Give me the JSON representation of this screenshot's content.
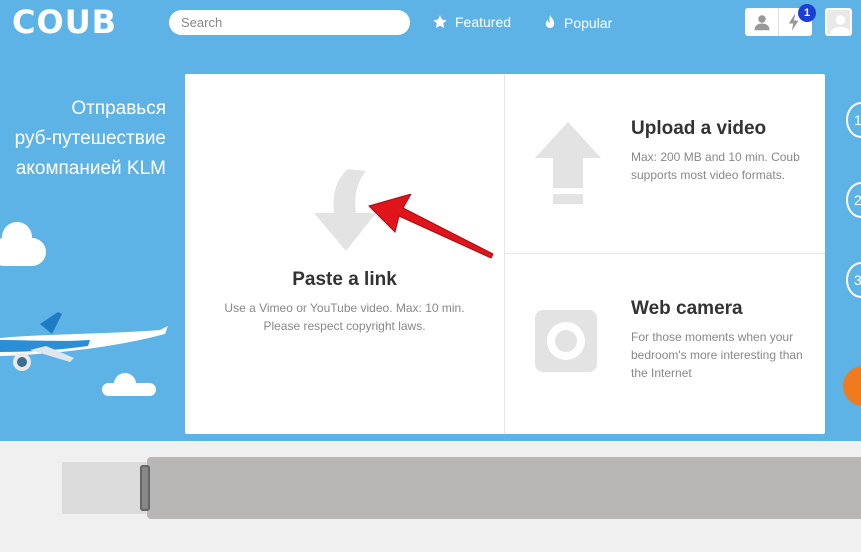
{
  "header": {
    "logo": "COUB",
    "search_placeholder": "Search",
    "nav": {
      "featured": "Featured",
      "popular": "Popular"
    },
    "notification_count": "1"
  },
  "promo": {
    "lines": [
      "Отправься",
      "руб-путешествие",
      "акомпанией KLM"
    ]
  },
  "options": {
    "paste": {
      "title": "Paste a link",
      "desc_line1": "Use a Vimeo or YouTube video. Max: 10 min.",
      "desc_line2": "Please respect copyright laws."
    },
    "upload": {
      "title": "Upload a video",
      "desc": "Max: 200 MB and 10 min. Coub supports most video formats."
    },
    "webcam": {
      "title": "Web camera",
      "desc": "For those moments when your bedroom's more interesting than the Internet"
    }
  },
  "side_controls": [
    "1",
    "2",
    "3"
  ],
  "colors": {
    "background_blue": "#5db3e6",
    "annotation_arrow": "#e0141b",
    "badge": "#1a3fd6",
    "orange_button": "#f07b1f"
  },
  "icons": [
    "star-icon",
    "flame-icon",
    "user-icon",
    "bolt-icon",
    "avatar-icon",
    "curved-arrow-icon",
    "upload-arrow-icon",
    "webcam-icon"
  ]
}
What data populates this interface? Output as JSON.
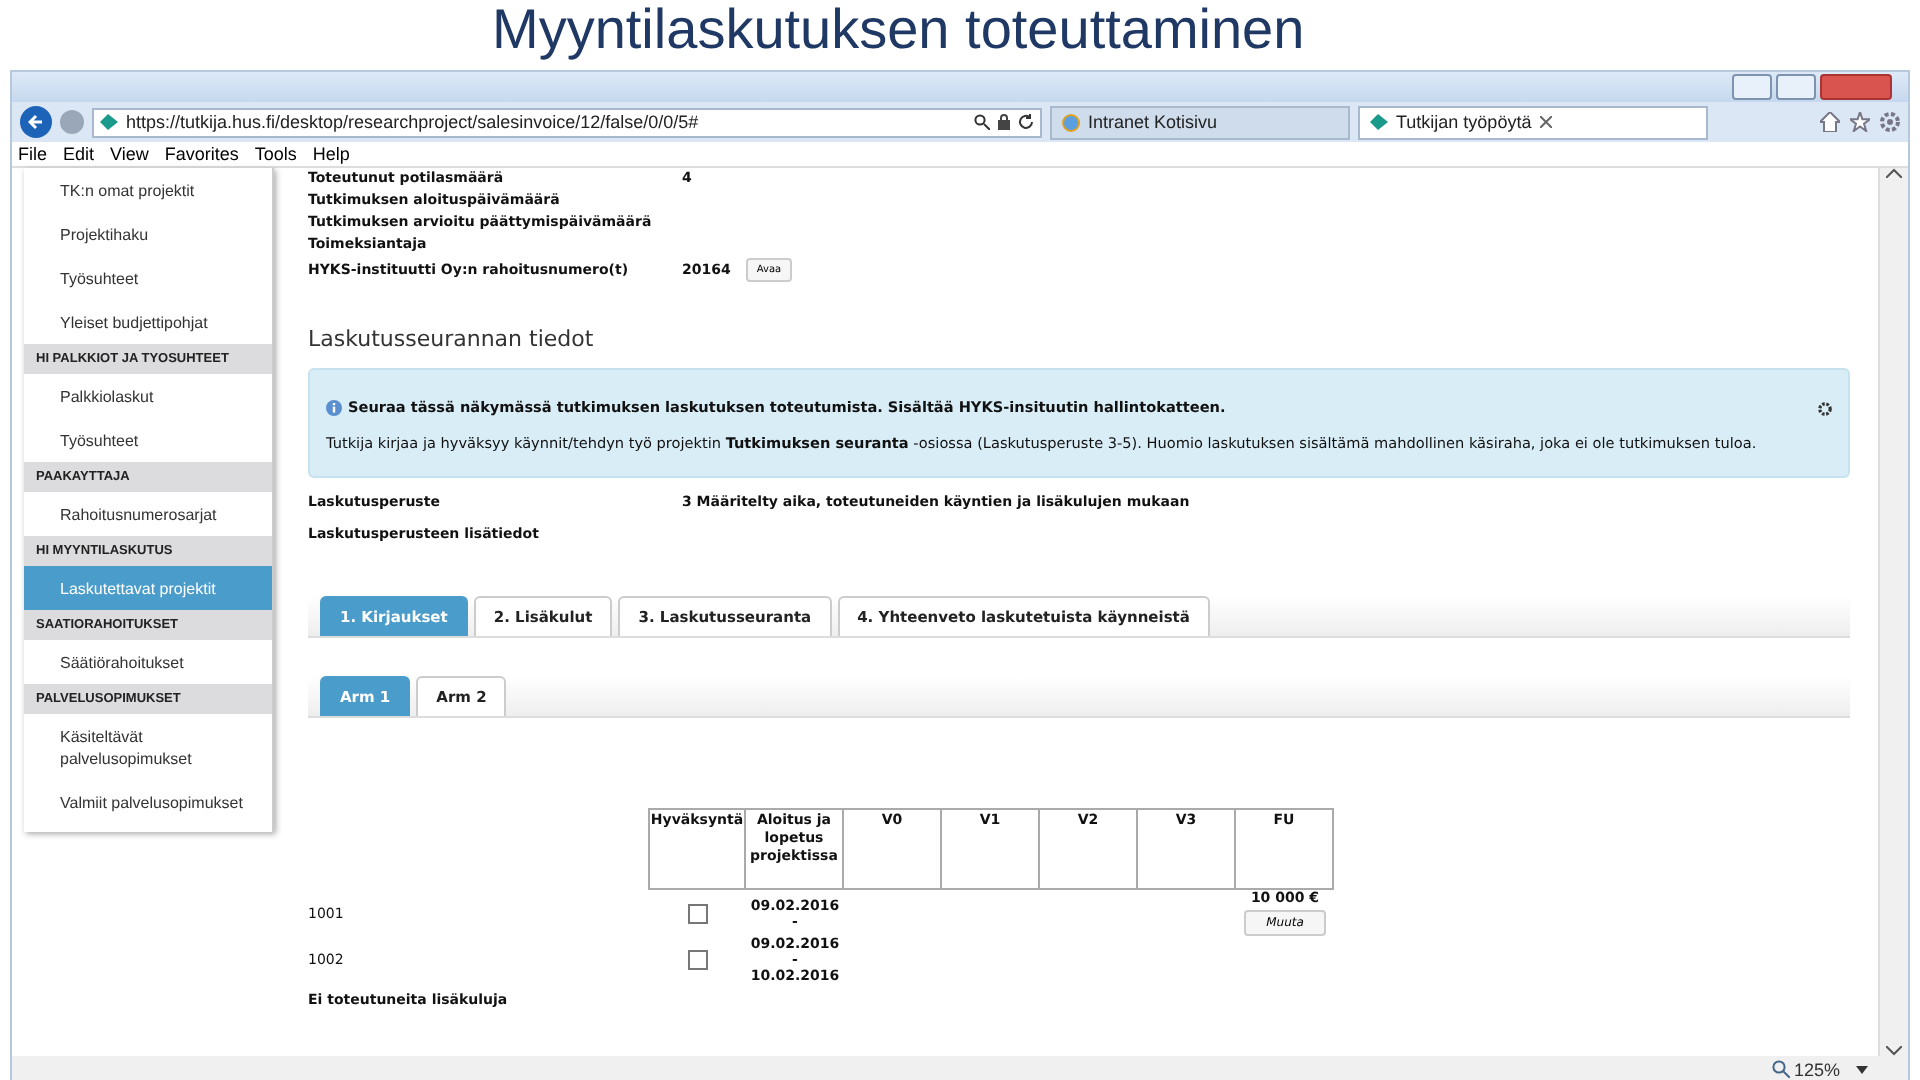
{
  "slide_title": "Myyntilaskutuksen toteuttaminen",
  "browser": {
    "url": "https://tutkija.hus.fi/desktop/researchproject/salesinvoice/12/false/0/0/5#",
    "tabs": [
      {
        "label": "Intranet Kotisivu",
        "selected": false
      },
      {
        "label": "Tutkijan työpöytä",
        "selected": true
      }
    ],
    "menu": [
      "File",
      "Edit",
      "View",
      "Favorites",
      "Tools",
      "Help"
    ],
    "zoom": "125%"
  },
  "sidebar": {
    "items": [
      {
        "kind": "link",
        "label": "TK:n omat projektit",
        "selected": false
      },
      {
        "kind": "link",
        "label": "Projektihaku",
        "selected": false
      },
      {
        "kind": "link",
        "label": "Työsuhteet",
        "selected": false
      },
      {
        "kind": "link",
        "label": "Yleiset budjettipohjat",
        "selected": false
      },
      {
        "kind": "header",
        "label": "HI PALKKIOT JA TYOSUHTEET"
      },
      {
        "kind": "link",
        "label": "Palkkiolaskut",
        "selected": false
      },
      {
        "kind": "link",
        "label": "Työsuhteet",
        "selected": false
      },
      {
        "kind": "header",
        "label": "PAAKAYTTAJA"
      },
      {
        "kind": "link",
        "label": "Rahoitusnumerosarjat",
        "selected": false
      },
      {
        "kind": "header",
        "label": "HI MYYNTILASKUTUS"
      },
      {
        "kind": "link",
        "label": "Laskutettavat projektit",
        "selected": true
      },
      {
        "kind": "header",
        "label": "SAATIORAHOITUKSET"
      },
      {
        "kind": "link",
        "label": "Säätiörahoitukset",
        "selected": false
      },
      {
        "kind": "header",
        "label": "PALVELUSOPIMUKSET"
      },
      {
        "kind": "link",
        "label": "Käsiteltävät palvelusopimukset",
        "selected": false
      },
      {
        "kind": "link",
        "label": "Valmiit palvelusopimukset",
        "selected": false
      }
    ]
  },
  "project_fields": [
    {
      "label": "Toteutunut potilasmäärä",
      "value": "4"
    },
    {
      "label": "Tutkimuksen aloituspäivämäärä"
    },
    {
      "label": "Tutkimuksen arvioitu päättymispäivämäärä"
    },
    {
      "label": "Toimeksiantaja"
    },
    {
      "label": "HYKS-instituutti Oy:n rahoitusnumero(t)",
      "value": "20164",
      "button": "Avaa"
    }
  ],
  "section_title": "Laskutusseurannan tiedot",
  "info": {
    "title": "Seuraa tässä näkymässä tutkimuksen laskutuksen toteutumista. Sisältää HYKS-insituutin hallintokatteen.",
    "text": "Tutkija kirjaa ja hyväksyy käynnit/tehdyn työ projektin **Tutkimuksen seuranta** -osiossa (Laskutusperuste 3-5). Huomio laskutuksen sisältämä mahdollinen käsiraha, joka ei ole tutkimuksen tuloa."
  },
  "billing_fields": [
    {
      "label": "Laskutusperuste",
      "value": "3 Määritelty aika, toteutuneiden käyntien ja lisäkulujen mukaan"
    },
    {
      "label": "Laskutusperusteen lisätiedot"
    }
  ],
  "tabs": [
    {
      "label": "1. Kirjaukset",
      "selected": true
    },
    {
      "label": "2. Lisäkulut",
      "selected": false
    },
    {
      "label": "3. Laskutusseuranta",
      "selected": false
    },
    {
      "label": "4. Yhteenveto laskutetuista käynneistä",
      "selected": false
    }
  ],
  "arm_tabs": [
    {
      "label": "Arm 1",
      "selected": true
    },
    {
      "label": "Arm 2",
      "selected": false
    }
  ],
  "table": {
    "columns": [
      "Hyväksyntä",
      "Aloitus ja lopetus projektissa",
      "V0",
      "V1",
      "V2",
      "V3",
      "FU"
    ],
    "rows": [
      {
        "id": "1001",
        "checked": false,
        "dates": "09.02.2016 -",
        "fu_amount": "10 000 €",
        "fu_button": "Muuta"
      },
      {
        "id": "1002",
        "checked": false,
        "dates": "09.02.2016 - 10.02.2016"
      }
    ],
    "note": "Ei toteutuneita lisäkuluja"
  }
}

## Given problem
Without the pictures, transcribe the listing above exactly.

## Full solution
Give me the JSON representation of this screenshot's content.
{
  "header": {
    "logo": "COUB",
    "search_placeholder": "Search",
    "nav": {
      "featured": "Featured",
      "popular": "Popular"
    },
    "notification_count": "1"
  },
  "promo": {
    "lines": [
      "Отправься",
      "руб-путешествие",
      "акомпанией KLM"
    ]
  },
  "options": {
    "paste": {
      "title": "Paste a link",
      "desc_line1": "Use a Vimeo or YouTube video. Max: 10 min.",
      "desc_line2": "Please respect copyright laws."
    },
    "upload": {
      "title": "Upload a video",
      "desc": "Max: 200 MB and 10 min. Coub supports most video formats."
    },
    "webcam": {
      "title": "Web camera",
      "desc": "For those moments when your bedroom's more interesting than the Internet"
    }
  },
  "side_controls": [
    "1",
    "2",
    "3"
  ],
  "colors": {
    "background_blue": "#5db3e6",
    "annotation_arrow": "#e0141b",
    "badge": "#1a3fd6",
    "orange_button": "#f07b1f"
  },
  "icons": [
    "star-icon",
    "flame-icon",
    "user-icon",
    "bolt-icon",
    "avatar-icon",
    "curved-arrow-icon",
    "upload-arrow-icon",
    "webcam-icon"
  ]
}
What data populates this interface? Output as JSON.
{
  "slide_title": "Myyntilaskutuksen toteuttaminen",
  "browser": {
    "url": "https://tutkija.hus.fi/desktop/researchproject/salesinvoice/12/false/0/0/5#",
    "tabs": [
      {
        "label": "Intranet Kotisivu",
        "selected": false
      },
      {
        "label": "Tutkijan työpöytä",
        "selected": true
      }
    ],
    "menu": [
      "File",
      "Edit",
      "View",
      "Favorites",
      "Tools",
      "Help"
    ],
    "zoom": "125%"
  },
  "sidebar": {
    "items": [
      {
        "kind": "link",
        "label": "TK:n omat projektit",
        "selected": false
      },
      {
        "kind": "link",
        "label": "Projektihaku",
        "selected": false
      },
      {
        "kind": "link",
        "label": "Työsuhteet",
        "selected": false
      },
      {
        "kind": "link",
        "label": "Yleiset budjettipohjat",
        "selected": false
      },
      {
        "kind": "header",
        "label": "HI PALKKIOT JA TYOSUHTEET"
      },
      {
        "kind": "link",
        "label": "Palkkiolaskut",
        "selected": false
      },
      {
        "kind": "link",
        "label": "Työsuhteet",
        "selected": false
      },
      {
        "kind": "header",
        "label": "PAAKAYTTAJA"
      },
      {
        "kind": "link",
        "label": "Rahoitusnumerosarjat",
        "selected": false
      },
      {
        "kind": "header",
        "label": "HI MYYNTILASKUTUS"
      },
      {
        "kind": "link",
        "label": "Laskutettavat projektit",
        "selected": true
      },
      {
        "kind": "header",
        "label": "SAATIORAHOITUKSET"
      },
      {
        "kind": "link",
        "label": "Säätiörahoitukset",
        "selected": false
      },
      {
        "kind": "header",
        "label": "PALVELUSOPIMUKSET"
      },
      {
        "kind": "link",
        "label": "Käsiteltävät palvelusopimukset",
        "selected": false
      },
      {
        "kind": "link",
        "label": "Valmiit palvelusopimukset",
        "selected": false
      }
    ]
  },
  "project_fields": [
    {
      "label": "Toteutunut potilasmäärä",
      "value": "4"
    },
    {
      "label": "Tutkimuksen aloituspäivämäärä"
    },
    {
      "label": "Tutkimuksen arvioitu päättymispäivämäärä"
    },
    {
      "label": "Toimeksiantaja"
    },
    {
      "label": "HYKS-instituutti Oy:n rahoitusnumero(t)",
      "value": "20164",
      "button": "Avaa"
    }
  ],
  "section_title": "Laskutusseurannan tiedot",
  "info": {
    "title": "Seuraa tässä näkymässä tutkimuksen laskutuksen toteutumista. Sisältää HYKS-insituutin hallintokatteen.",
    "text": "Tutkija kirjaa ja hyväksyy käynnit/tehdyn työ projektin **Tutkimuksen seuranta** -osiossa (Laskutusperuste 3-5). Huomio laskutuksen sisältämä mahdollinen käsiraha, joka ei ole tutkimuksen tuloa."
  },
  "billing_fields": [
    {
      "label": "Laskutusperuste",
      "value": "3 Määritelty aika, toteutuneiden käyntien ja lisäkulujen mukaan"
    },
    {
      "label": "Laskutusperusteen lisätiedot"
    }
  ],
  "tabs": [
    {
      "label": "1. Kirjaukset",
      "selected": true
    },
    {
      "label": "2. Lisäkulut",
      "selected": false
    },
    {
      "label": "3. Laskutusseuranta",
      "selected": false
    },
    {
      "label": "4. Yhteenveto laskutetuista käynneistä",
      "selected": false
    }
  ],
  "arm_tabs": [
    {
      "label": "Arm 1",
      "selected": true
    },
    {
      "label": "Arm 2",
      "selected": false
    }
  ],
  "table": {
    "columns": [
      "Hyväksyntä",
      "Aloitus ja lopetus projektissa",
      "V0",
      "V1",
      "V2",
      "V3",
      "FU"
    ],
    "rows": [
      {
        "id": "1001",
        "checked": false,
        "dates": "09.02.2016 -",
        "fu_amount": "10 000 €",
        "fu_button": "Muuta"
      },
      {
        "id": "1002",
        "checked": false,
        "dates": "09.02.2016 - 10.02.2016"
      }
    ],
    "note": "Ei toteutuneita lisäkuluja"
  }
}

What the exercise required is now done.